(Entries from a dataset)

# # # #

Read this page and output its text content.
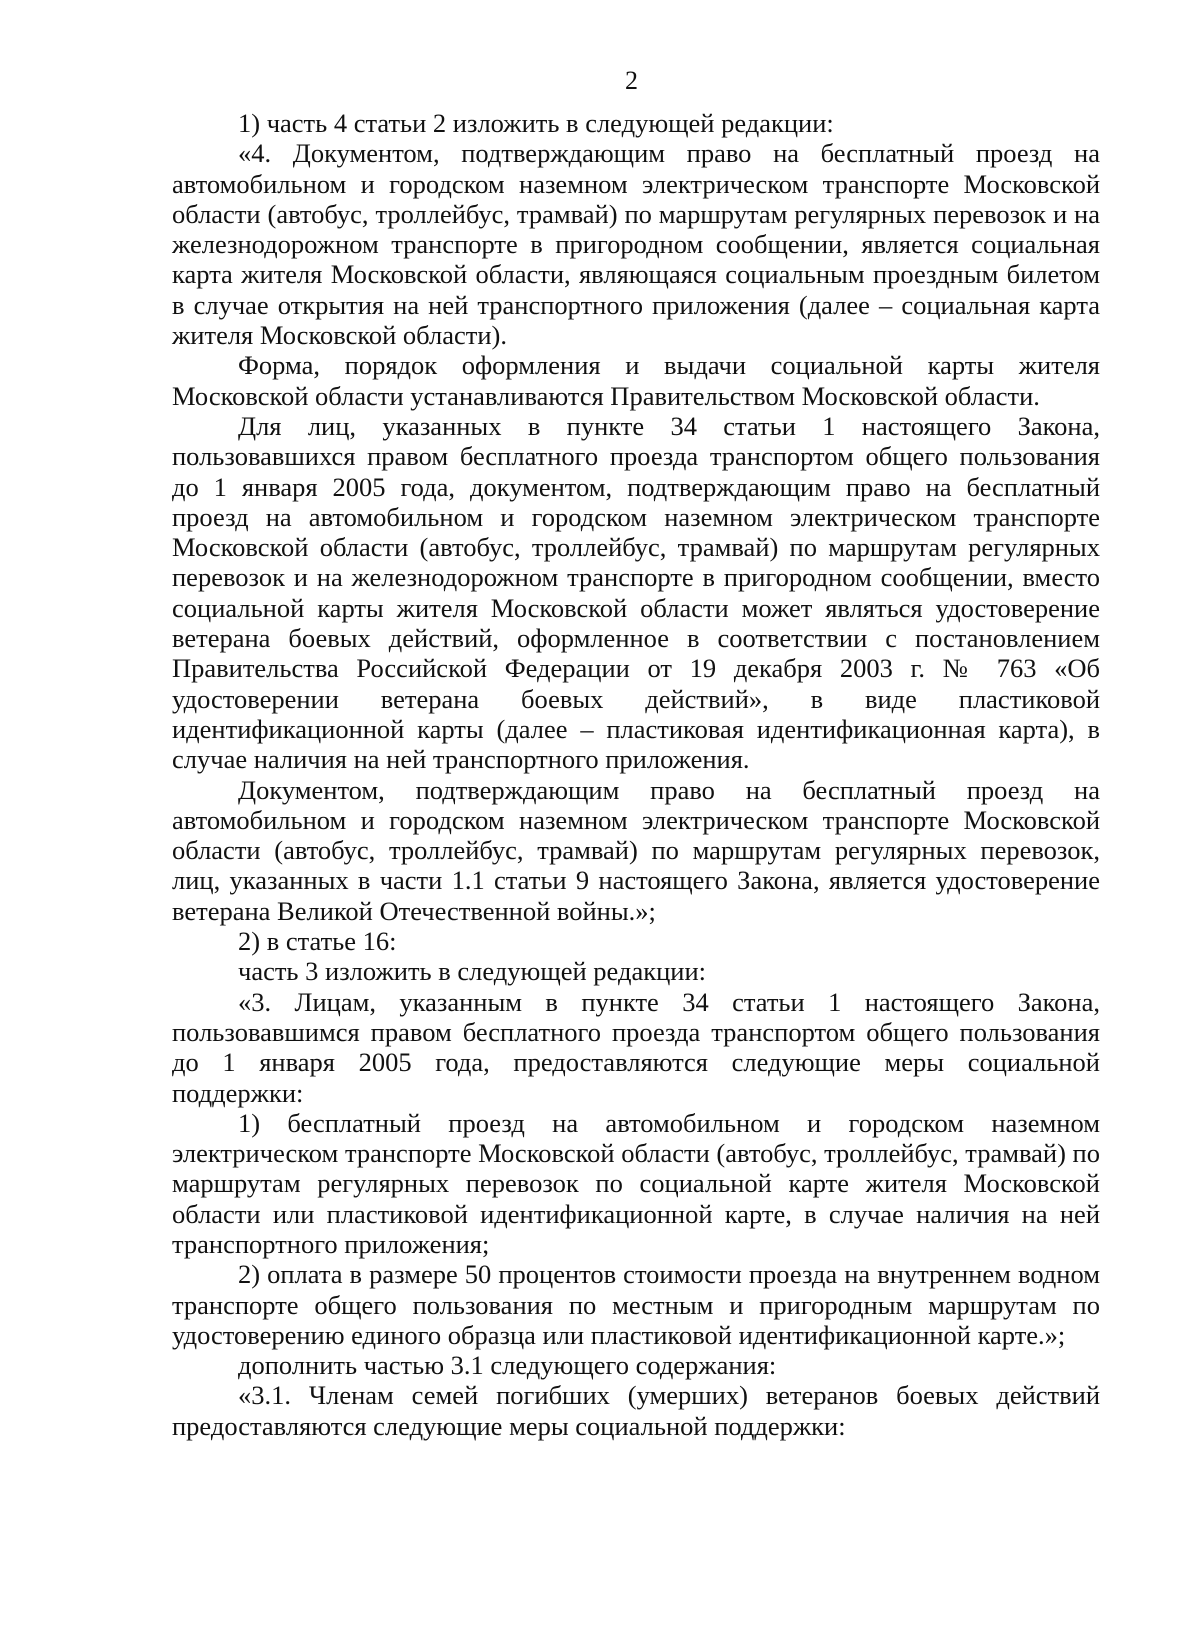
2

1) часть 4 статьи 2 изложить в следующей редакции:

«4. Документом, подтверждающим право на бесплатный проезд на автомобильном и городском наземном электрическом транспорте Московской области (автобус, троллейбус, трамвай) по маршрутам регулярных перевозок и на железнодорожном транспорте в пригородном сообщении, является социальная карта жителя Московской области, являющаяся социальным проездным билетом в случае открытия на ней транспортного приложения (далее – социальная карта жителя Московской области).

Форма, порядок оформления и выдачи социальной карты жителя Московской области устанавливаются Правительством Московской области.

Для лиц, указанных в пункте 34 статьи 1 настоящего Закона, пользовавшихся правом бесплатного проезда транспортом общего пользования до 1 января 2005 года, документом, подтверждающим право на бесплатный проезд на автомобильном и городском наземном электрическом транспорте Московской области (автобус, троллейбус, трамвай) по маршрутам регулярных перевозок и на железнодорожном транспорте в пригородном сообщении, вместо социальной карты жителя Московской области может являться удостоверение ветерана боевых действий, оформленное в соответствии с постановлением Правительства Российской Федерации от 19 декабря 2003 г. № 763 «Об удостоверении ветерана боевых действий», в виде пластиковой идентификационной карты (далее – пластиковая идентификационная карта), в случае наличия на ней транспортного приложения.

Документом, подтверждающим право на бесплатный проезд на автомобильном и городском наземном электрическом транспорте Московской области (автобус, троллейбус, трамвай) по маршрутам регулярных перевозок, лиц, указанных в части 1.1 статьи 9 настоящего Закона, является удостоверение ветерана Великой Отечественной войны.»;

2) в статье 16:

часть 3 изложить в следующей редакции:

«3. Лицам, указанным в пункте 34 статьи 1 настоящего Закона, пользовавшимся правом бесплатного проезда транспортом общего пользования до 1 января 2005 года, предоставляются следующие меры социальной поддержки:

1) бесплатный проезд на автомобильном и городском наземном электрическом транспорте Московской области (автобус, троллейбус, трамвай) по маршрутам регулярных перевозок по социальной карте жителя Московской области или пластиковой идентификационной карте, в случае наличия на ней транспортного приложения;

2) оплата в размере 50 процентов стоимости проезда на внутреннем водном транспорте общего пользования по местным и пригородным маршрутам по удостоверению единого образца или пластиковой идентификационной карте.»;

дополнить частью 3.1 следующего содержания:

«3.1. Членам семей погибших (умерших) ветеранов боевых действий предоставляются следующие меры социальной поддержки:
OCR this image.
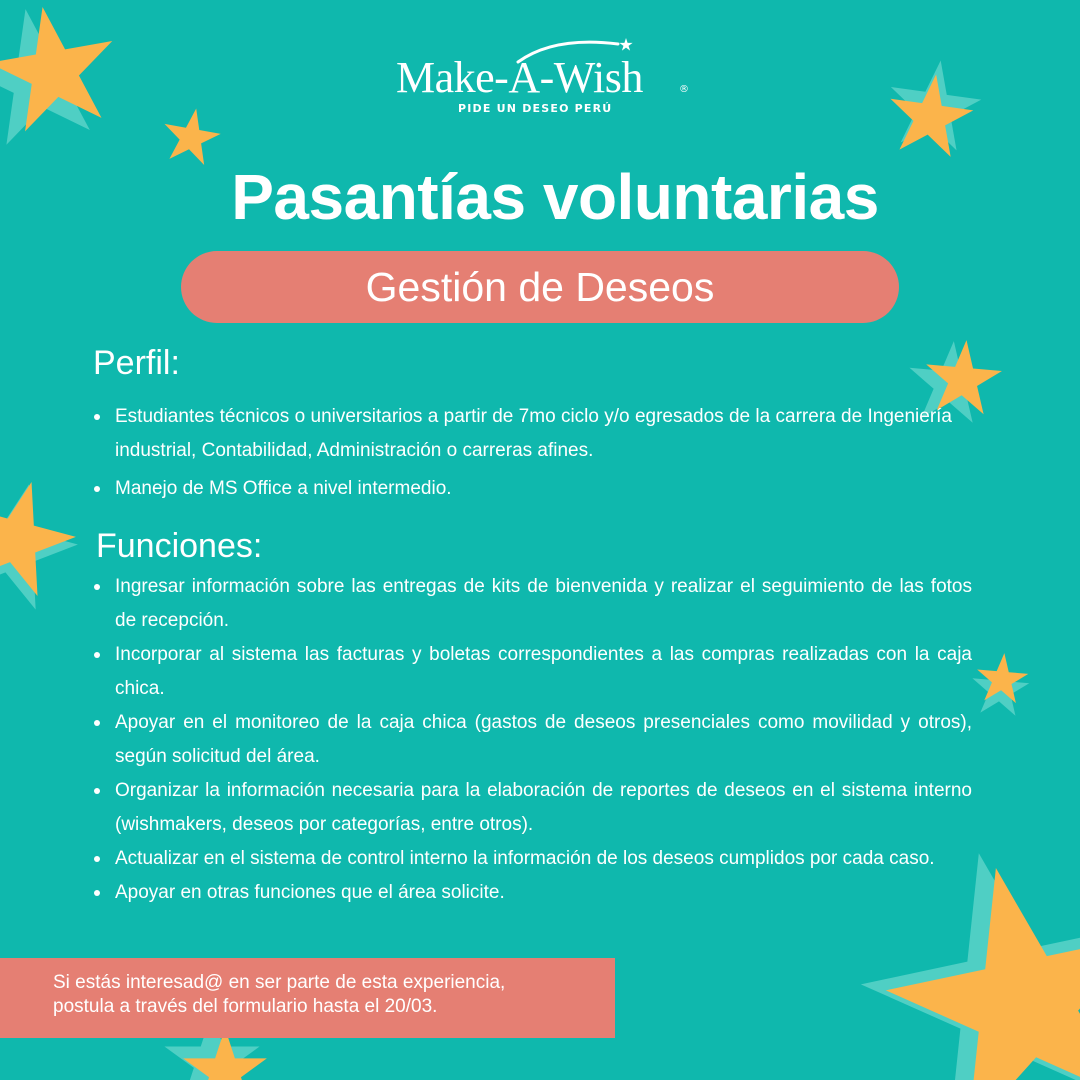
Make-A-Wish	®
PIDE UN DESEO PERÚ
Pasantías voluntarias
Gestión de Deseos
Perfil:
Estudiantes técnicos o universitarios a partir de 7mo ciclo y/o egresados de la carrera de Ingeniería industrial, Contabilidad, Administración o carreras afines.
Manejo de MS Office a nivel intermedio.
Funciones:
Ingresar información sobre las entregas de kits de bienvenida y realizar el seguimiento de las fotos de recepción.
Incorporar al sistema las facturas y boletas correspondientes a las compras realizadas con la caja chica.
Apoyar en el monitoreo de la caja chica (gastos de deseos presenciales como movilidad y otros), según solicitud del área.
Organizar la información necesaria para la elaboración de reportes de deseos en el sistema interno (wishmakers, deseos por categorías, entre otros).
Actualizar en el sistema de control interno la información de los deseos cumplidos por cada caso.
Apoyar en otras funciones que el área solicite.
Si estás interesad@ en ser parte de esta experiencia,
postula a través del formulario hasta el 20/03.
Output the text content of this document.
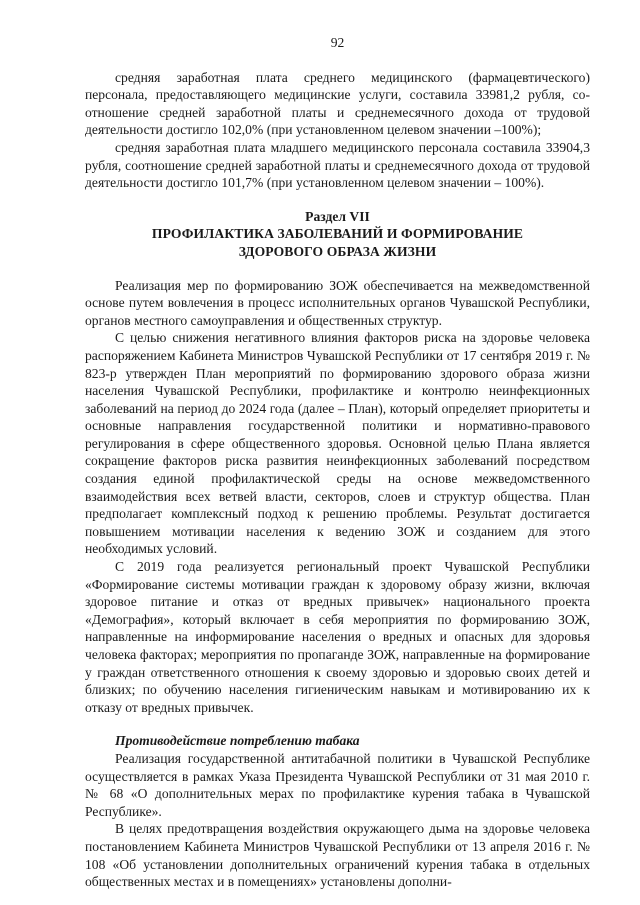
92

средняя заработная плата среднего медицинского (фармацевтического) персонала, предоставляющего медицинские услуги, составила 33981,2 рубля, соотношение средней заработной платы и среднемесячного дохода от трудовой деятельности достигло 102,0% (при установленном целевом значении –100%);

средняя заработная плата младшего медицинского персонала составила 33904,3 рубля, соотношение средней заработной платы и среднемесячного дохода от трудовой деятельности достигло 101,7% (при установленном целевом значении – 100%).

Раздел VII
ПРОФИЛАКТИКА ЗАБОЛЕВАНИЙ И ФОРМИРОВАНИЕ
ЗДОРОВОГО ОБРАЗА ЖИЗНИ

Реализация мер по формированию ЗОЖ обеспечивается на межведомственной основе путем вовлечения в процесс исполнительных органов Чувашской Республики, органов местного самоуправления и общественных структур.

С целью снижения негативного влияния факторов риска на здоровье человека распоряжением Кабинета Министров Чувашской Республики от 17 сентября 2019 г. № 823-р утвержден План мероприятий по формированию здорового образа жизни населения Чувашской Республики, профилактике и контролю неинфекционных заболеваний на период до 2024 года (далее – План), который определяет приоритеты и основные направления государственной политики и нормативно-правового регулирования в сфере общественного здоровья. Основной целью Плана является сокращение факторов риска развития неинфекционных заболеваний посредством создания единой профилактической среды на основе межведомственного взаимодействия всех ветвей власти, секторов, слоев и структур общества. План предполагает комплексный подход к решению проблемы. Результат достигается повышением мотивации населения к ведению ЗОЖ и созданием для этого необходимых условий.

С 2019 года реализуется региональный проект Чувашской Республики «Формирование системы мотивации граждан к здоровому образу жизни, включая здоровое питание и отказ от вредных привычек» национального проекта «Демография», который включает в себя мероприятия по формированию ЗОЖ, направленные на информирование населения о вредных и опасных для здоровья человека факторах; мероприятия по пропаганде ЗОЖ, направленные на формирование у граждан ответственного отношения к своему здоровью и здоровью своих детей и близких; по обучению населения гигиеническим навыкам и мотивированию их к отказу от вредных привычек.

Противодействие потреблению табака

Реализация государственной антитабачной политики в Чувашской Республике осуществляется в рамках Указа Президента Чувашской Республики от 31 мая 2010 г. № 68 «О дополнительных мерах по профилактике курения табака в Чувашской Республике».

В целях предотвращения воздействия окружающего дыма на здоровье человека постановлением Кабинета Министров Чувашской Республики от 13 апреля 2016 г. № 108 «Об установлении дополнительных ограничений курения табака в отдельных общественных местах и в помещениях» установлены дополни-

# # # #

The data above should be repeated exactly, minus any pictures.

Read this page and output its text content.
2

1) часть 4 статьи 2 изложить в следующей редакции:

«4. Документом, подтверждающим право на бесплатный проезд на автомобильном и городском наземном электрическом транспорте Московской области (автобус, троллейбус, трамвай) по маршрутам регулярных перевозок и на железнодорожном транспорте в пригородном сообщении, является социальная карта жителя Московской области, являющаяся социальным проездным билетом в случае открытия на ней транспортного приложения (далее – социальная карта жителя Московской области).

Форма, порядок оформления и выдачи социальной карты жителя Московской области устанавливаются Правительством Московской области.

Для лиц, указанных в пункте 34 статьи 1 настоящего Закона, пользовавшихся правом бесплатного проезда транспортом общего пользования до 1 января 2005 года, документом, подтверждающим право на бесплатный проезд на автомобильном и городском наземном электрическом транспорте Московской области (автобус, троллейбус, трамвай) по маршрутам регулярных перевозок и на железнодорожном транспорте в пригородном сообщении, вместо социальной карты жителя Московской области может являться удостоверение ветерана боевых действий, оформленное в соответствии с постановлением Правительства Российской Федерации от 19 декабря 2003 г. № 763 «Об удостоверении ветерана боевых действий», в виде пластиковой идентификационной карты (далее – пластиковая идентификационная карта), в случае наличия на ней транспортного приложения.

Документом, подтверждающим право на бесплатный проезд на автомобильном и городском наземном электрическом транспорте Московской области (автобус, троллейбус, трамвай) по маршрутам регулярных перевозок, лиц, указанных в части 1.1 статьи 9 настоящего Закона, является удостоверение ветерана Великой Отечественной войны.»;

2) в статье 16:

часть 3 изложить в следующей редакции:

«3. Лицам, указанным в пункте 34 статьи 1 настоящего Закона, пользовавшимся правом бесплатного проезда транспортом общего пользования до 1 января 2005 года, предоставляются следующие меры социальной поддержки:

1) бесплатный проезд на автомобильном и городском наземном электрическом транспорте Московской области (автобус, троллейбус, трамвай) по маршрутам регулярных перевозок по социальной карте жителя Московской области или пластиковой идентификационной карте, в случае наличия на ней транспортного приложения;

2) оплата в размере 50 процентов стоимости проезда на внутреннем водном транспорте общего пользования по местным и пригородным маршрутам по удостоверению единого образца или пластиковой идентификационной карте.»;

дополнить частью 3.1 следующего содержания:

«3.1. Членам семей погибших (умерших) ветеранов боевых действий предоставляются следующие меры социальной поддержки:
OCR this image.
Make-A-Wish	®
PIDE UN DESEO PERÚ
Pasantías voluntarias
Gestión de Deseos
Perfil:
Estudiantes técnicos o universitarios a partir de 7mo ciclo y/o egresados de la carrera de Ingeniería industrial, Contabilidad, Administración o carreras afines.
Manejo de MS Office a nivel intermedio.
Funciones:
Ingresar información sobre las entregas de kits de bienvenida y realizar el seguimiento de las fotos de recepción.
Incorporar al sistema las facturas y boletas correspondientes a las compras realizadas con la caja chica.
Apoyar en el monitoreo de la caja chica (gastos de deseos presenciales como movilidad y otros), según solicitud del área.
Organizar la información necesaria para la elaboración de reportes de deseos en el sistema interno (wishmakers, deseos por categorías, entre otros).
Actualizar en el sistema de control interno la información de los deseos cumplidos por cada caso.
Apoyar en otras funciones que el área solicite.
Si estás interesad@ en ser parte de esta experiencia,
postula a través del formulario hasta el 20/03.
Output the text content of this document.
92

средняя заработная плата среднего медицинского (фармацевтического) персонала, предоставляющего медицинские услуги, составила 33981,2 рубля, соотношение средней заработной платы и среднемесячного дохода от трудовой деятельности достигло 102,0% (при установленном целевом значении –100%);

средняя заработная плата младшего медицинского персонала составила 33904,3 рубля, соотношение средней заработной платы и среднемесячного дохода от трудовой деятельности достигло 101,7% (при установленном целевом значении – 100%).

Раздел VII
ПРОФИЛАКТИКА ЗАБОЛЕВАНИЙ И ФОРМИРОВАНИЕ
ЗДОРОВОГО ОБРАЗА ЖИЗНИ

Реализация мер по формированию ЗОЖ обеспечивается на межведомственной основе путем вовлечения в процесс исполнительных органов Чувашской Республики, органов местного самоуправления и общественных структур.

С целью снижения негативного влияния факторов риска на здоровье человека распоряжением Кабинета Министров Чувашской Республики от 17 сентября 2019 г. № 823-р утвержден План мероприятий по формированию здорового образа жизни населения Чувашской Республики, профилактике и контролю неинфекционных заболеваний на период до 2024 года (далее – План), который определяет приоритеты и основные направления государственной политики и нормативно-правового регулирования в сфере общественного здоровья. Основной целью Плана является сокращение факторов риска развития неинфекционных заболеваний посредством создания единой профилактической среды на основе межведомственного взаимодействия всех ветвей власти, секторов, слоев и структур общества. План предполагает комплексный подход к решению проблемы. Результат достигается повышением мотивации населения к ведению ЗОЖ и созданием для этого необходимых условий.

С 2019 года реализуется региональный проект Чувашской Республики «Формирование системы мотивации граждан к здоровому образу жизни, включая здоровое питание и отказ от вредных привычек» национального проекта «Демография», который включает в себя мероприятия по формированию ЗОЖ, направленные на информирование населения о вредных и опасных для здоровья человека факторах; мероприятия по пропаганде ЗОЖ, направленные на формирование у граждан ответственного отношения к своему здоровью и здоровью своих детей и близких; по обучению населения гигиеническим навыкам и мотивированию их к отказу от вредных привычек.

Противодействие потреблению табака

Реализация государственной антитабачной политики в Чувашской Республике осуществляется в рамках Указа Президента Чувашской Республики от 31 мая 2010 г. № 68 «О дополнительных мерах по профилактике курения табака в Чувашской Республике».

В целях предотвращения воздействия окружающего дыма на здоровье человека постановлением Кабинета Министров Чувашской Республики от 13 апреля 2016 г. № 108 «Об установлении дополнительных ограничений курения табака в отдельных общественных местах и в помещениях» установлены дополни-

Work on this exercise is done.